Action item » Carry on the author's account of researching colonial Victorian asylum patients, picking up after its final sentence.
─── Excerpted text
Author: Jill Giese

Clinical psychologist and Victorian Premier's History Award winning author of The Maddest Place on Earth

I am thrilled and honoured to be the winner of the Victorian Premier's History Award for my book, The Maddest Place on Earth. The book illuminates the little-known world of Victoria's colonial lunatic asylums through the real lives of patients, the doctor in charge, and a mysterious journalist working undercover to expose the plight of the so-called 'lunatics' in Melbourne's press. 

Of course, without PROV's carefully archived nineteenth century records, the poignant stories of these asylum patients would have remained silent. I've come to know so many of them through the thick, leather-bound asylum casebooks, which provide details of their insanity. Patients were 'charged with lunacy' and warrants were required before they could be locked-up in the asylum. The extensive PROV mental health archives also contain these admission warrants, which often include the blue-papered Victoria Police report documenting the circumstances leading to patients' asylum committal. They're a rich source of information to reconstruct the forgotten stories of people struggling as their minds gave way.
──────
─── Raw data
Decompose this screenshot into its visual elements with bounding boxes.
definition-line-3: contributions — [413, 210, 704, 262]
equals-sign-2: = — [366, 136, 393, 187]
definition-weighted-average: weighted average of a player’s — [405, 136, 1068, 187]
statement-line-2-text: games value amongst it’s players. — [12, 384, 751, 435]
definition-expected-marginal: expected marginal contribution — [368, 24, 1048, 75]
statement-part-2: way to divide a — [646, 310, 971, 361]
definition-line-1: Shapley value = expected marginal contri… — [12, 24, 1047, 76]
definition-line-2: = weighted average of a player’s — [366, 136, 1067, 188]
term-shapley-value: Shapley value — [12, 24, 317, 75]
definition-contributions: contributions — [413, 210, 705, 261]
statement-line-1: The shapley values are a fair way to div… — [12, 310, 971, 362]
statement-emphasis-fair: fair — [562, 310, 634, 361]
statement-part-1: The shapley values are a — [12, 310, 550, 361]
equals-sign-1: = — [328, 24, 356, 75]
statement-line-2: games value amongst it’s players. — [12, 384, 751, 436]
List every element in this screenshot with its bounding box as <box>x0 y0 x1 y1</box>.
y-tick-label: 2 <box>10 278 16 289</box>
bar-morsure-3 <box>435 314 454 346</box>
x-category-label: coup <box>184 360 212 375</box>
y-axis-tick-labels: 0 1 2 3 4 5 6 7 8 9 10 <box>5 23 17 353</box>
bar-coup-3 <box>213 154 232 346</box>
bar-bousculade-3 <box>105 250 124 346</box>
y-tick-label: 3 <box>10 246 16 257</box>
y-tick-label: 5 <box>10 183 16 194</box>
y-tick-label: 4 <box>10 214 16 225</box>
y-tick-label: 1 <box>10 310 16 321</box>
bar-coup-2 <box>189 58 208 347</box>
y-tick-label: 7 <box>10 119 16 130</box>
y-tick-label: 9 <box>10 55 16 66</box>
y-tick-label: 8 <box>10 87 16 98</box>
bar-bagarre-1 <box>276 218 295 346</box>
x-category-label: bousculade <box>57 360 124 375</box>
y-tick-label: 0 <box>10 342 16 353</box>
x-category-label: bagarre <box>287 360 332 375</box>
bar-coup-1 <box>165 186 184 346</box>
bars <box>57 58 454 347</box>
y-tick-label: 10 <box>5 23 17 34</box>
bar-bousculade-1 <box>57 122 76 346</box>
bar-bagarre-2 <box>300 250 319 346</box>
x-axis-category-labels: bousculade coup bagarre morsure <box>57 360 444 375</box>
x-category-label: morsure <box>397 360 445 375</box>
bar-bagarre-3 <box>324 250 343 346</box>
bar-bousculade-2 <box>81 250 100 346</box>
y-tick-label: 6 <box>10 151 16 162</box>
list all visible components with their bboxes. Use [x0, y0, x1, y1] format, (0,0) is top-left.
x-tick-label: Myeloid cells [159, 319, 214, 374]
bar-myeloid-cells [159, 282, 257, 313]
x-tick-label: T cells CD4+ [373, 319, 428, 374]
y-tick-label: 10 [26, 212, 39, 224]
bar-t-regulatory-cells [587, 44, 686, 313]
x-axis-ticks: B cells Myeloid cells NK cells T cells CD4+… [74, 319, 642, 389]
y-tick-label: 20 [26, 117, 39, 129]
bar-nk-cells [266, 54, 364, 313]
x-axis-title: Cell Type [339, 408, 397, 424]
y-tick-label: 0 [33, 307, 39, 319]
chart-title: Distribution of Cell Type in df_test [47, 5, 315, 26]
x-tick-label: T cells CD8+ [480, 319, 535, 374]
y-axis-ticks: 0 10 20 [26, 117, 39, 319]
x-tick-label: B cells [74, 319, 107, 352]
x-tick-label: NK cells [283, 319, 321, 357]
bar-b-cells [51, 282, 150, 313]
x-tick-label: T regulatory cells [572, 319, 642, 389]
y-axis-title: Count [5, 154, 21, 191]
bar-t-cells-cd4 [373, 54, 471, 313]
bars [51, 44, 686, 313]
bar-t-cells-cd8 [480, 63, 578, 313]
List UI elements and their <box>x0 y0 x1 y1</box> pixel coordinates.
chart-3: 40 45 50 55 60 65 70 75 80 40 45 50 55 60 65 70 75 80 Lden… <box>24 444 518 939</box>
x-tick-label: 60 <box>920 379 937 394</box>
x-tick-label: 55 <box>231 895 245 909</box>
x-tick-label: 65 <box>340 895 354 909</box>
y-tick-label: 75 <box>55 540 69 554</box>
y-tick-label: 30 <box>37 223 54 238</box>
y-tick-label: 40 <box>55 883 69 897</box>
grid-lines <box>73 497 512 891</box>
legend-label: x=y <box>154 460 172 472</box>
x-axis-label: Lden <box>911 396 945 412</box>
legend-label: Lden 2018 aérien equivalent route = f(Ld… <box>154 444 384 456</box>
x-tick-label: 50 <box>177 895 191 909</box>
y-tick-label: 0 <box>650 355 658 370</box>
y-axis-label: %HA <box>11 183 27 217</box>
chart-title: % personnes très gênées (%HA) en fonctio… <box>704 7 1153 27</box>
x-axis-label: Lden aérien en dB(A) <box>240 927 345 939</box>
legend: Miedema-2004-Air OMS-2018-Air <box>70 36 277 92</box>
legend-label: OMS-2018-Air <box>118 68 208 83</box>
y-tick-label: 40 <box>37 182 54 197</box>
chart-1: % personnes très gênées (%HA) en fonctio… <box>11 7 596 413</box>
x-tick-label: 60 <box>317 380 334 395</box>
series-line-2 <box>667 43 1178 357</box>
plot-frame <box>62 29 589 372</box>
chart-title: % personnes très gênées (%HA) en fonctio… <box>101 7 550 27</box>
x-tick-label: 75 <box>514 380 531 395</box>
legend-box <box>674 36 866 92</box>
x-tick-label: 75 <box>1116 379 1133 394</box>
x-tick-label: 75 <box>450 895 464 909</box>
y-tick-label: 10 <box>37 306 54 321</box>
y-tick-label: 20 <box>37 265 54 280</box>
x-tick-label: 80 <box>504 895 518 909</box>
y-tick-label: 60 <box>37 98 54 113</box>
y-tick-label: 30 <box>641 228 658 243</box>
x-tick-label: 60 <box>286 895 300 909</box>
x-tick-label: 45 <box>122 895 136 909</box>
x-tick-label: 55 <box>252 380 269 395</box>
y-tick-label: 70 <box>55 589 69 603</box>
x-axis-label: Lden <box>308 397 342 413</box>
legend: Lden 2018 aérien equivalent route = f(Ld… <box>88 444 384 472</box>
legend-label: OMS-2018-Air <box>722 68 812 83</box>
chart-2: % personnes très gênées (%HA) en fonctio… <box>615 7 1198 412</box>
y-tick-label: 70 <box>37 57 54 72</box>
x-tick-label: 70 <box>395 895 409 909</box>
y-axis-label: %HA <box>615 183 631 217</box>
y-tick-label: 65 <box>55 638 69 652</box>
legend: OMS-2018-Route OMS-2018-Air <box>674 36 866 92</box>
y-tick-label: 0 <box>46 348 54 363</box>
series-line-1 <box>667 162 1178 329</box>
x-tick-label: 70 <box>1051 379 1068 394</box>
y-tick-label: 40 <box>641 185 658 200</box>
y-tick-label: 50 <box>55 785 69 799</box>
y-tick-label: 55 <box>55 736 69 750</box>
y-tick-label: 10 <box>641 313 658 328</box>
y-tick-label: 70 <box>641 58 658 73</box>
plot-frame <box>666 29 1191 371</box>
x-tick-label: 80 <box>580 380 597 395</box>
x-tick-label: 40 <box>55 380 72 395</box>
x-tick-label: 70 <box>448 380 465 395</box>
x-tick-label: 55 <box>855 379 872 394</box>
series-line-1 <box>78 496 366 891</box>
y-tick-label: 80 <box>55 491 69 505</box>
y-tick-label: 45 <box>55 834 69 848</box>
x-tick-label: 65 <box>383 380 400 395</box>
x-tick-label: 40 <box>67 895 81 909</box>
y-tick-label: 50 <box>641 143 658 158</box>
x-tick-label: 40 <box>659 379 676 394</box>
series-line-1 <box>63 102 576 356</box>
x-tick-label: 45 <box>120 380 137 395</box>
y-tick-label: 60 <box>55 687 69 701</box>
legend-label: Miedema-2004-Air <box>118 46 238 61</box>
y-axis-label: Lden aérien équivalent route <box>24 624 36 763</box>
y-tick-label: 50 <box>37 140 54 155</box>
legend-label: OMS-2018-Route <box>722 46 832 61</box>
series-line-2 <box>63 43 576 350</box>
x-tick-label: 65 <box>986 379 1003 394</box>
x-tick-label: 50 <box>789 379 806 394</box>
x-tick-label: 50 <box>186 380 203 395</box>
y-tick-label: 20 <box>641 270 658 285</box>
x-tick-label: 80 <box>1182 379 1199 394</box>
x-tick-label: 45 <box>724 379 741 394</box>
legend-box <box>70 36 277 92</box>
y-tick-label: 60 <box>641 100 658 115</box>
──────
Written answer »
The asylum casebooks also reveal the very limited understanding of insanity among the medicos in colonial times. The medical officers' casebook entries for each patient had to identify the supposed cause of insanity, which makes for some tragically amusing reading. The medical men (and they were only men in those days) firmly believed that insanity resulted from excitement of the brain, which could be stimulated by the intense Australian sun, or working too hard, or masturbation, or religious fervour. It really was extraordinary to read, in perfect Victorian handwriting, the word 'masturbation' entered as the supposed cause of many a patient's insanity. Other recorded causes were 'heredity' or 'intemperance', which were at least a little closer to the mark.

Often casebook entries were very brief, as asylum doctors had little time to attend to each patient due to the sheer numbers. Victoria's asylums were absolutely bulging with patients as the colony grappled with the highest rate of insanity in the world (hence the title of my book). But read enough entries and there are plenty of pointers to life on the inside of the asylums. Leafing through the 140-year-old casebooks and yellowed documents made it easy for me to imagine being right back there in the confined, overcrowded asylum worlds of very real people. Their experiences of madness are preserved in these wonderful nineteenth century PROV records, which have enabled me to recreate the remarkable story of insanity in colonial Victoria.